* WORK TO DO: A single number is the answer here: how many lines of the entries contain "attendues"?
begin
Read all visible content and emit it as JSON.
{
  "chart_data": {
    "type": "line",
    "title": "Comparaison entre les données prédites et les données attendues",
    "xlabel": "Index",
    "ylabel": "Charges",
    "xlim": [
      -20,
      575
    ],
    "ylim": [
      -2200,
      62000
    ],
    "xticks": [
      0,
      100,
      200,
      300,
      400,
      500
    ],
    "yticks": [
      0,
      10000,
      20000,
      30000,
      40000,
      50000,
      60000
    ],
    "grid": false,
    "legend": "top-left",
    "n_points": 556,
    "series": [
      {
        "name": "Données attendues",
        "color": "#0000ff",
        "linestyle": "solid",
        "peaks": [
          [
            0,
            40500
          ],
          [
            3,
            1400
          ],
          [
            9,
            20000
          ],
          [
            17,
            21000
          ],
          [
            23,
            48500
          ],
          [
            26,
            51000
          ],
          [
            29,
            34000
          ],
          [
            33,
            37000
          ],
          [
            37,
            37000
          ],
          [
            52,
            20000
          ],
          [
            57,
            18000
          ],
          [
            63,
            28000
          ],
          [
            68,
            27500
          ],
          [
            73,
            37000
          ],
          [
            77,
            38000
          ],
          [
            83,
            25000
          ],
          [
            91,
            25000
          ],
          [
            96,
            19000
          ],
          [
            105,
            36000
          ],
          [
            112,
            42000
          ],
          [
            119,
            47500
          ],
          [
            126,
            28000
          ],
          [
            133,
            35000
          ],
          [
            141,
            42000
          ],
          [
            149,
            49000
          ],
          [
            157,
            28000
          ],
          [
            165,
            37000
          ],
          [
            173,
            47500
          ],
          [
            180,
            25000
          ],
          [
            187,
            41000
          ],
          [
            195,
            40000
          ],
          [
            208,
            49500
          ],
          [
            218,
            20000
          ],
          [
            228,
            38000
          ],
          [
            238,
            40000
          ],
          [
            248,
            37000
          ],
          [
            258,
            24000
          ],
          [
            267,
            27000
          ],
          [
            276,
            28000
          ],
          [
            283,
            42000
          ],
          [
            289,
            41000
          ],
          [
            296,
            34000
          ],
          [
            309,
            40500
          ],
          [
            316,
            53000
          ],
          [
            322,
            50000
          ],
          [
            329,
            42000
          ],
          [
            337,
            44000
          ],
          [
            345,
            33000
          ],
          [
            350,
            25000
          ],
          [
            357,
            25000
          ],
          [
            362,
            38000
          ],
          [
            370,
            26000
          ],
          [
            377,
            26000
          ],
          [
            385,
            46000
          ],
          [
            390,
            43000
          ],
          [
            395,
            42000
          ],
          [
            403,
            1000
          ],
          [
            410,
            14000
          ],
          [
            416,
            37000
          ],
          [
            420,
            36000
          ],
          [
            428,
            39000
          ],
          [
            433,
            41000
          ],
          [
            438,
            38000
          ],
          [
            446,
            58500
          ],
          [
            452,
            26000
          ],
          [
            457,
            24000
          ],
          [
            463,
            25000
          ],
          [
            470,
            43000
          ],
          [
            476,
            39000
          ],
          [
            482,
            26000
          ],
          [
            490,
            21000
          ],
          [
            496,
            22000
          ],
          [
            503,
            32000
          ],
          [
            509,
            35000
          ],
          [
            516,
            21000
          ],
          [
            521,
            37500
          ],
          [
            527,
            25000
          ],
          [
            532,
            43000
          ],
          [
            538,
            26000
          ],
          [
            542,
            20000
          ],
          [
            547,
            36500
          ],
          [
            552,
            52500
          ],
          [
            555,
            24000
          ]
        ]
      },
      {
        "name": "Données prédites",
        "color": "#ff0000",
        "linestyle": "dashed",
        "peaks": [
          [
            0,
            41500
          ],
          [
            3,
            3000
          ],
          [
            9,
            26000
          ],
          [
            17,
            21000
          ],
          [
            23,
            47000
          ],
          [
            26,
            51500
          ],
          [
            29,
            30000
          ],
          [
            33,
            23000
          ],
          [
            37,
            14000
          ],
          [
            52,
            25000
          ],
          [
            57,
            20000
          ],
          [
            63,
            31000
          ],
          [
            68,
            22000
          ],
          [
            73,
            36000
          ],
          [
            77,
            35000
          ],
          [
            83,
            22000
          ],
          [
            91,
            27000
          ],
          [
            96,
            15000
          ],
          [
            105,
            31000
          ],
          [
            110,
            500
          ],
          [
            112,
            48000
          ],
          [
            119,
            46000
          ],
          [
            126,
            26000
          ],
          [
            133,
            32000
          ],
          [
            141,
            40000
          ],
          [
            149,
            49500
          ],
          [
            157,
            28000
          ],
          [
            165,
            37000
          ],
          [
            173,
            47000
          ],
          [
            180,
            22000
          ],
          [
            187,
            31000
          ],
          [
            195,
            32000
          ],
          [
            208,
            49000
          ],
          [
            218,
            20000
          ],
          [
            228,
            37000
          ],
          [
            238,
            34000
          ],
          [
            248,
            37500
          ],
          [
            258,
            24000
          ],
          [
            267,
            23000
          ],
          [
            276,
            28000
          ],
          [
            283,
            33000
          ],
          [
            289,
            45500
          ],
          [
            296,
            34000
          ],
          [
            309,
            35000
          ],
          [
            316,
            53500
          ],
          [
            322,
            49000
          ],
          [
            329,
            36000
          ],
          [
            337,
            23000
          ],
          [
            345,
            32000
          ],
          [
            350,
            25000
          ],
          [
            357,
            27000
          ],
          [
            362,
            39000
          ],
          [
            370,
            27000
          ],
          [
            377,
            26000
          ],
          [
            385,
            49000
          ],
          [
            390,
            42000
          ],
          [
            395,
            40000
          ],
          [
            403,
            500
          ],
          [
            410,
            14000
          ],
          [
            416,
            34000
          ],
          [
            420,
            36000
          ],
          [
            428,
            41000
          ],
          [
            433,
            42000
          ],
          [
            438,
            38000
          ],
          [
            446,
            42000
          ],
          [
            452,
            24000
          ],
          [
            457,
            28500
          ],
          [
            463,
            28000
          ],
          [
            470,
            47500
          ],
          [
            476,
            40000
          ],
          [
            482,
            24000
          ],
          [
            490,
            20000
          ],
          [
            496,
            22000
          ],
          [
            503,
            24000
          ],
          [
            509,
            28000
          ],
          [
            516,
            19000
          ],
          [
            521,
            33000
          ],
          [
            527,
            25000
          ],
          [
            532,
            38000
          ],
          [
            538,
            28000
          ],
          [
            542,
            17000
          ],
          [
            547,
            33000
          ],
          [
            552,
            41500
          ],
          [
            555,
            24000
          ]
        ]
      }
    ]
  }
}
end
* REPLY TO THE TASK: 2